Saved entries:
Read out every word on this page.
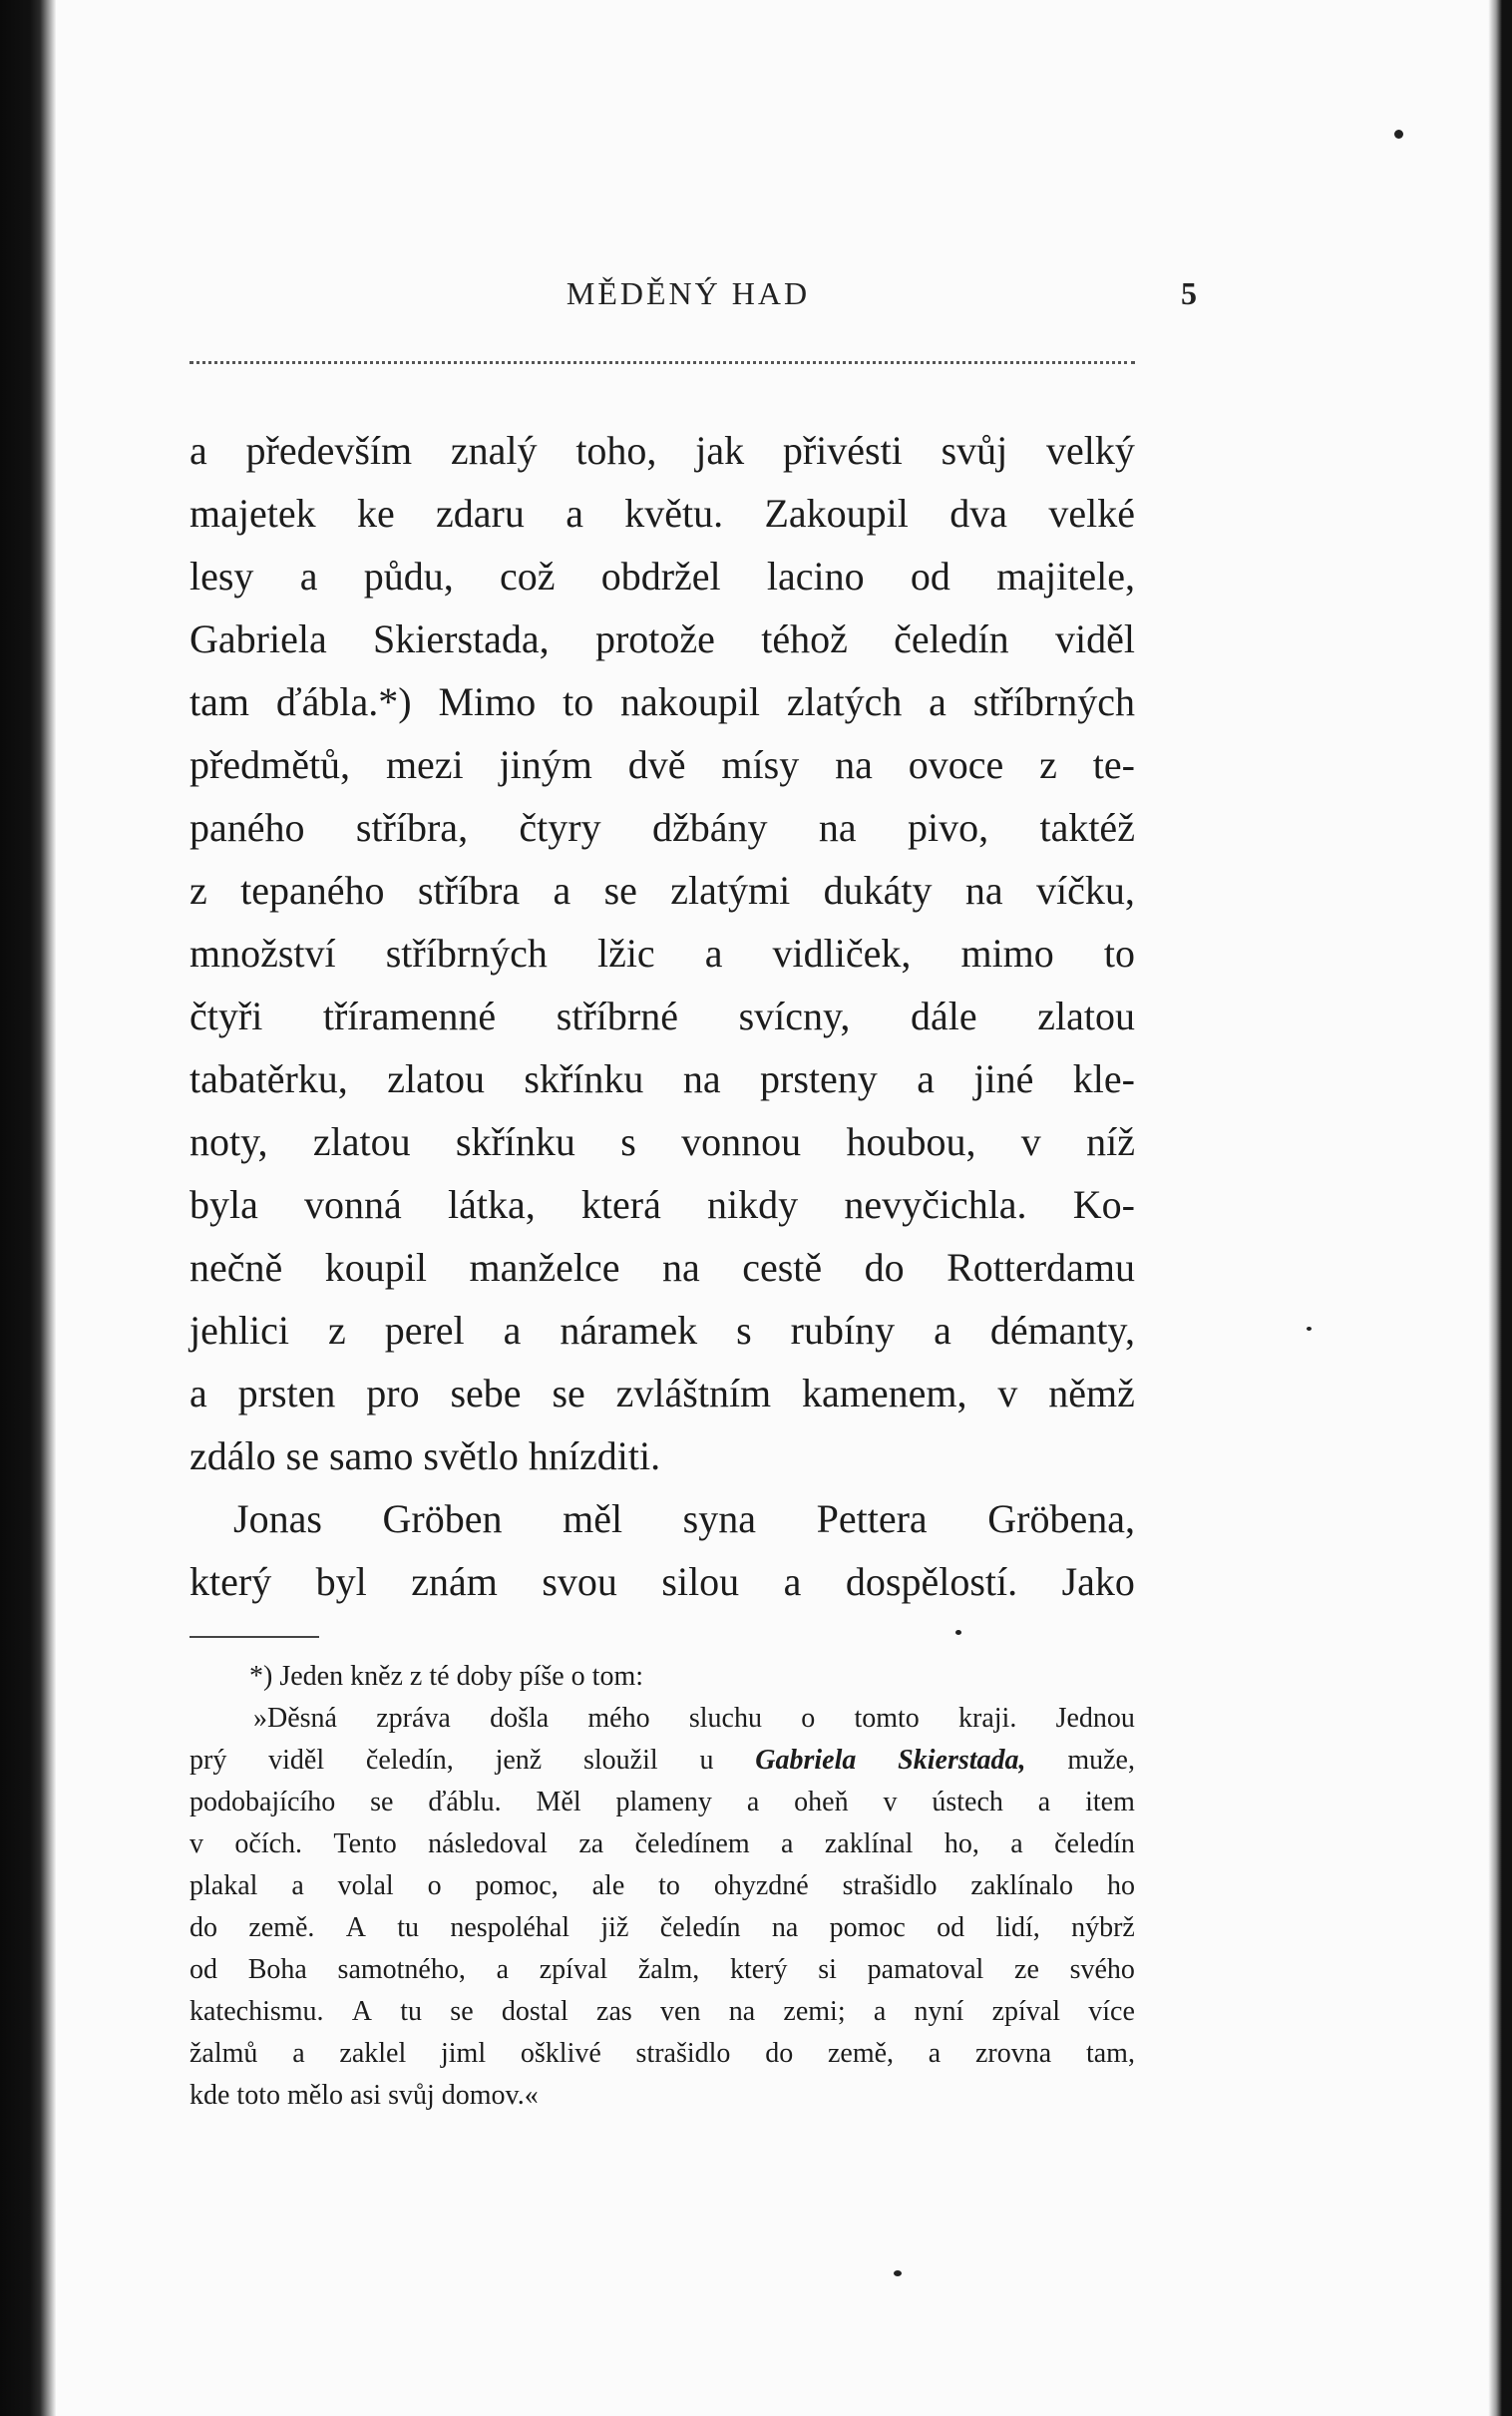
MĚDĚNÝ HAD	5
a především znalý toho, jak přivésti svůj velký
majetek ke zdaru a květu. Zakoupil dva velké
lesy a půdu, což obdržel lacino od majitele,
Gabriela Skierstada, protože téhož čeledín viděl
tam ďábla.*) Mimo to nakoupil zlatých a stříbrných
předmětů, mezi jiným dvě mísy na ovoce z te-
paného stříbra, čtyry džbány na pivo, taktéž
z tepaného stříbra a se zlatými dukáty na víčku,
množství stříbrných lžic a vidliček, mimo to
čtyři tříramenné stříbrné svícny, dále zlatou
tabatěrku, zlatou skřínku na prsteny a jiné kle-
noty, zlatou skřínku s vonnou houbou, v níž
byla vonná látka, která nikdy nevyčichla. Ko-
nečně koupil manželce na cestě do Rotterdamu
jehlici z perel a náramek s rubíny a démanty,
a prsten pro sebe se zvláštním kamenem, v němž
zdálo se samo světlo hnízditi.
Jonas Gröben měl syna Pettera Gröbena,
který byl znám svou silou a dospělostí. Jako
*) Jeden kněz z té doby píše o tom:
»Děsná zpráva došla mého sluchu o tomto kraji. Jednou
prý viděl čeledín, jenž sloužil u Gabriela Skierstada, muže,
podobajícího se ďáblu. Měl plameny a oheň v ústech a item
v očích. Tento následoval za čeledínem a zaklínal ho, a čeledín
plakal a volal o pomoc, ale to ohyzdné strašidlo zaklínalo ho
do země. A tu nespoléhal již čeledín na pomoc od lidí, nýbrž
od Boha samotného, a zpíval žalm, který si pamatoval ze svého
katechismu. A tu se dostal zas ven na zemi; a nyní zpíval více
žalmů a zaklel jiml ošklivé strašidlo do země, a zrovna tam,
kde toto mělo asi svůj domov.«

Goal of the exercise: Gather each line in these records that contains the string "Gabriela".

Response to the task:
Gabriela Skierstada, protože téhož čeledín viděl
prý viděl čeledín, jenž sloužil u Gabriela Skierstada, muže,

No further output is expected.